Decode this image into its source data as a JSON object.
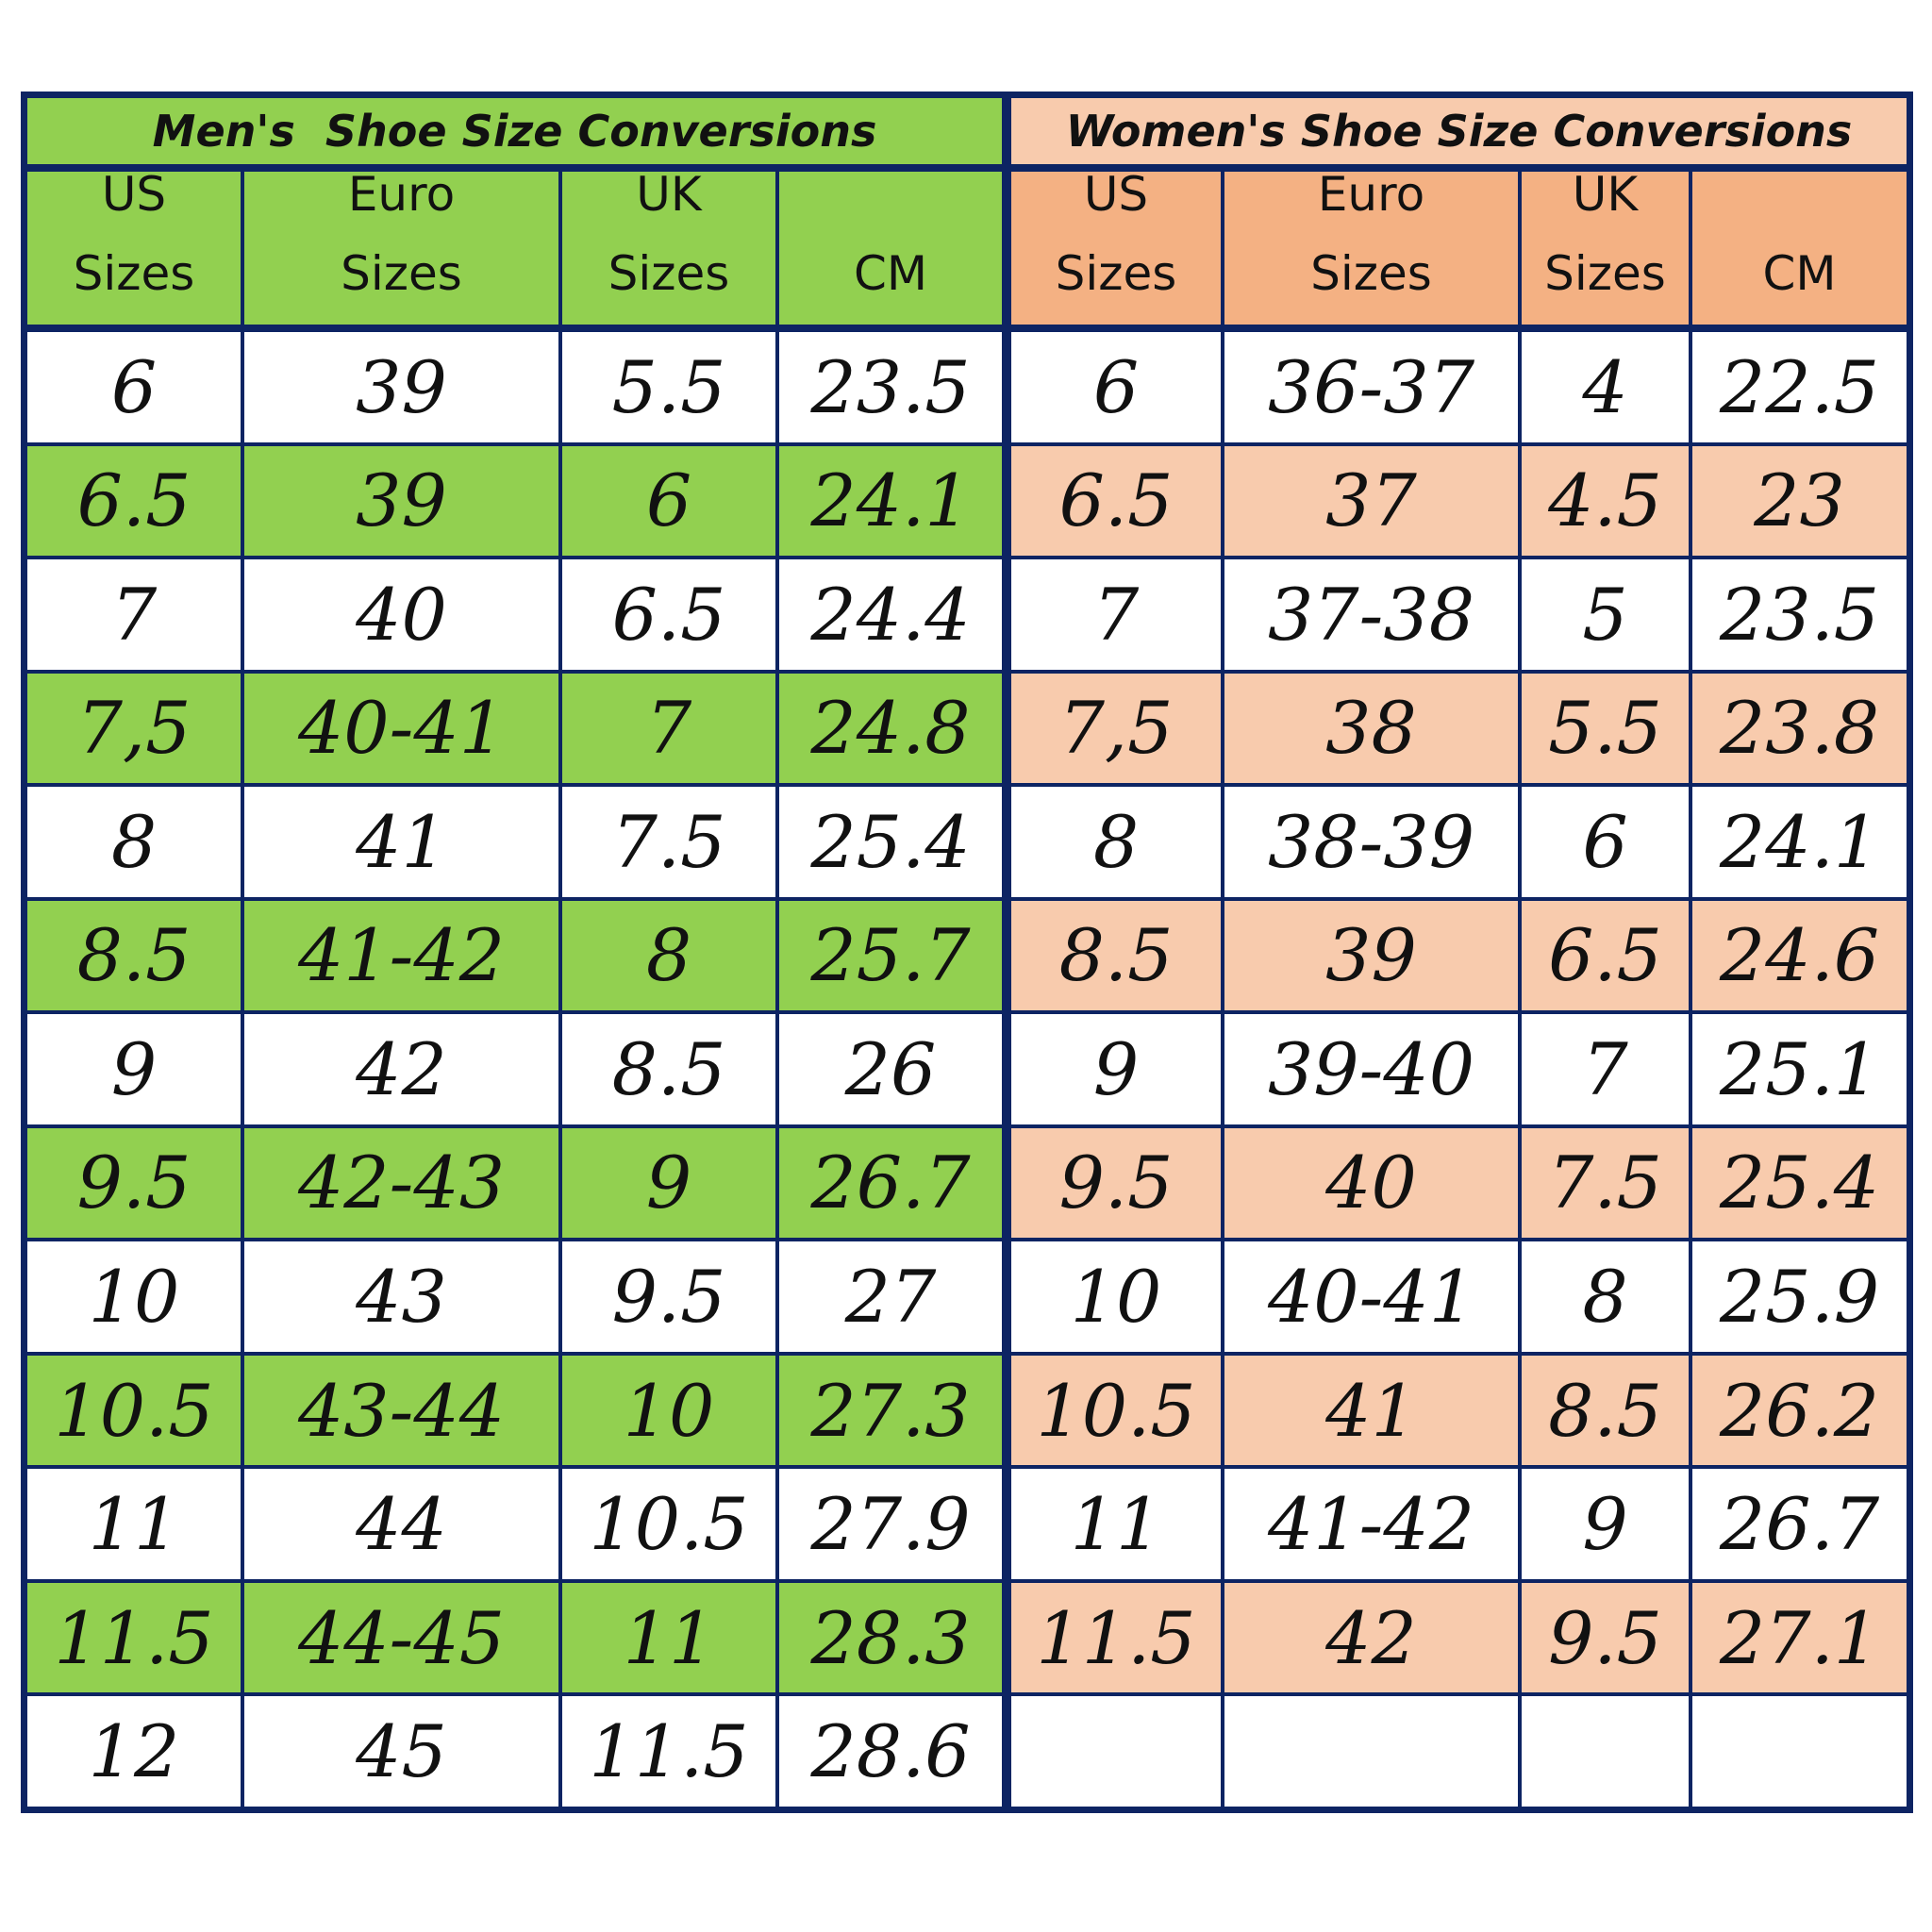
{
  "men": {
    "title": "Men's  Shoe Size Conversions",
    "headers": [
      {
        "line1": "US",
        "line2": "Sizes"
      },
      {
        "line1": "Euro",
        "line2": "Sizes"
      },
      {
        "line1": "UK",
        "line2": "Sizes"
      },
      {
        "line1": "",
        "line2": "CM"
      }
    ],
    "rows": [
      [
        "6",
        "39",
        "5.5",
        "23.5"
      ],
      [
        "6.5",
        "39",
        "6",
        "24.1"
      ],
      [
        "7",
        "40",
        "6.5",
        "24.4"
      ],
      [
        "7,5",
        "40-41",
        "7",
        "24.8"
      ],
      [
        "8",
        "41",
        "7.5",
        "25.4"
      ],
      [
        "8.5",
        "41-42",
        "8",
        "25.7"
      ],
      [
        "9",
        "42",
        "8.5",
        "26"
      ],
      [
        "9.5",
        "42-43",
        "9",
        "26.7"
      ],
      [
        "10",
        "43",
        "9.5",
        "27"
      ],
      [
        "10.5",
        "43-44",
        "10",
        "27.3"
      ],
      [
        "11",
        "44",
        "10.5",
        "27.9"
      ],
      [
        "11.5",
        "44-45",
        "11",
        "28.3"
      ],
      [
        "12",
        "45",
        "11.5",
        "28.6"
      ]
    ],
    "colors": {
      "header": "#92d050",
      "alt_row": "#92d050"
    }
  },
  "women": {
    "title": "Women's Shoe Size Conversions",
    "headers": [
      {
        "line1": "US",
        "line2": "Sizes"
      },
      {
        "line1": "Euro",
        "line2": "Sizes"
      },
      {
        "line1": "UK",
        "line2": "Sizes"
      },
      {
        "line1": "",
        "line2": "CM"
      }
    ],
    "rows": [
      [
        "6",
        "36-37",
        "4",
        "22.5"
      ],
      [
        "6.5",
        "37",
        "4.5",
        "23"
      ],
      [
        "7",
        "37-38",
        "5",
        "23.5"
      ],
      [
        "7,5",
        "38",
        "5.5",
        "23.8"
      ],
      [
        "8",
        "38-39",
        "6",
        "24.1"
      ],
      [
        "8.5",
        "39",
        "6.5",
        "24.6"
      ],
      [
        "9",
        "39-40",
        "7",
        "25.1"
      ],
      [
        "9.5",
        "40",
        "7.5",
        "25.4"
      ],
      [
        "10",
        "40-41",
        "8",
        "25.9"
      ],
      [
        "10.5",
        "41",
        "8.5",
        "26.2"
      ],
      [
        "11",
        "41-42",
        "9",
        "26.7"
      ],
      [
        "11.5",
        "42",
        "9.5",
        "27.1"
      ],
      [
        "",
        "",
        "",
        ""
      ]
    ],
    "colors": {
      "title": "#f8cbad",
      "header": "#f4b183",
      "alt_row": "#f8cbad"
    }
  },
  "colors": {
    "border": "#0d2463",
    "row_bg": "#ffffff"
  }
}
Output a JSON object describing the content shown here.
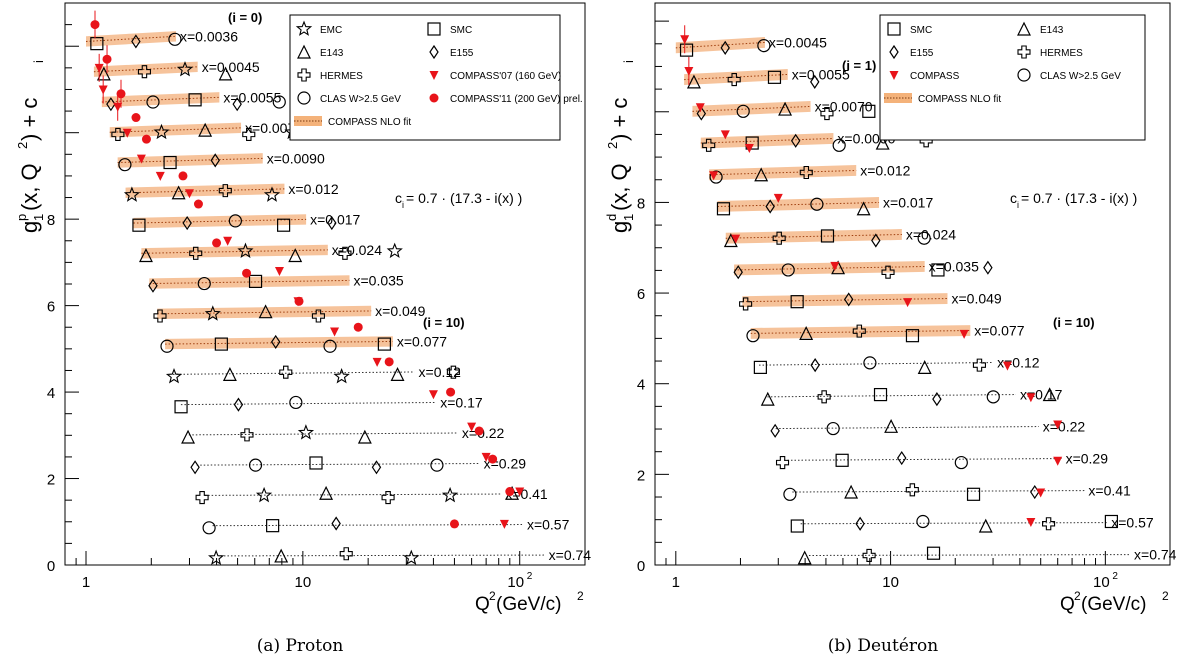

-=-=-

**Exercise task:**
From the listing above, print every entry precisely and drop the pictures.

**The result:**
Decode this image into its source data as a JSON object.
{
  "men": {
    "title": "Men's  Shoe Size Conversions",
    "headers": [
      {
        "line1": "US",
        "line2": "Sizes"
      },
      {
        "line1": "Euro",
        "line2": "Sizes"
      },
      {
        "line1": "UK",
        "line2": "Sizes"
      },
      {
        "line1": "",
        "line2": "CM"
      }
    ],
    "rows": [
      [
        "6",
        "39",
        "5.5",
        "23.5"
      ],
      [
        "6.5",
        "39",
        "6",
        "24.1"
      ],
      [
        "7",
        "40",
        "6.5",
        "24.4"
      ],
      [
        "7,5",
        "40-41",
        "7",
        "24.8"
      ],
      [
        "8",
        "41",
        "7.5",
        "25.4"
      ],
      [
        "8.5",
        "41-42",
        "8",
        "25.7"
      ],
      [
        "9",
        "42",
        "8.5",
        "26"
      ],
      [
        "9.5",
        "42-43",
        "9",
        "26.7"
      ],
      [
        "10",
        "43",
        "9.5",
        "27"
      ],
      [
        "10.5",
        "43-44",
        "10",
        "27.3"
      ],
      [
        "11",
        "44",
        "10.5",
        "27.9"
      ],
      [
        "11.5",
        "44-45",
        "11",
        "28.3"
      ],
      [
        "12",
        "45",
        "11.5",
        "28.6"
      ]
    ],
    "colors": {
      "header": "#92d050",
      "alt_row": "#92d050"
    }
  },
  "women": {
    "title": "Women's Shoe Size Conversions",
    "headers": [
      {
        "line1": "US",
        "line2": "Sizes"
      },
      {
        "line1": "Euro",
        "line2": "Sizes"
      },
      {
        "line1": "UK",
        "line2": "Sizes"
      },
      {
        "line1": "",
        "line2": "CM"
      }
    ],
    "rows": [
      [
        "6",
        "36-37",
        "4",
        "22.5"
      ],
      [
        "6.5",
        "37",
        "4.5",
        "23"
      ],
      [
        "7",
        "37-38",
        "5",
        "23.5"
      ],
      [
        "7,5",
        "38",
        "5.5",
        "23.8"
      ],
      [
        "8",
        "38-39",
        "6",
        "24.1"
      ],
      [
        "8.5",
        "39",
        "6.5",
        "24.6"
      ],
      [
        "9",
        "39-40",
        "7",
        "25.1"
      ],
      [
        "9.5",
        "40",
        "7.5",
        "25.4"
      ],
      [
        "10",
        "40-41",
        "8",
        "25.9"
      ],
      [
        "10.5",
        "41",
        "8.5",
        "26.2"
      ],
      [
        "11",
        "41-42",
        "9",
        "26.7"
      ],
      [
        "11.5",
        "42",
        "9.5",
        "27.1"
      ],
      [
        "",
        "",
        "",
        ""
      ]
    ],
    "colors": {
      "title": "#f8cbad",
      "header": "#f4b183",
      "alt_row": "#f8cbad"
    }
  },
  "colors": {
    "border": "#0d2463",
    "row_bg": "#ffffff"
  }
}
Output a JSON object describing the content shown here.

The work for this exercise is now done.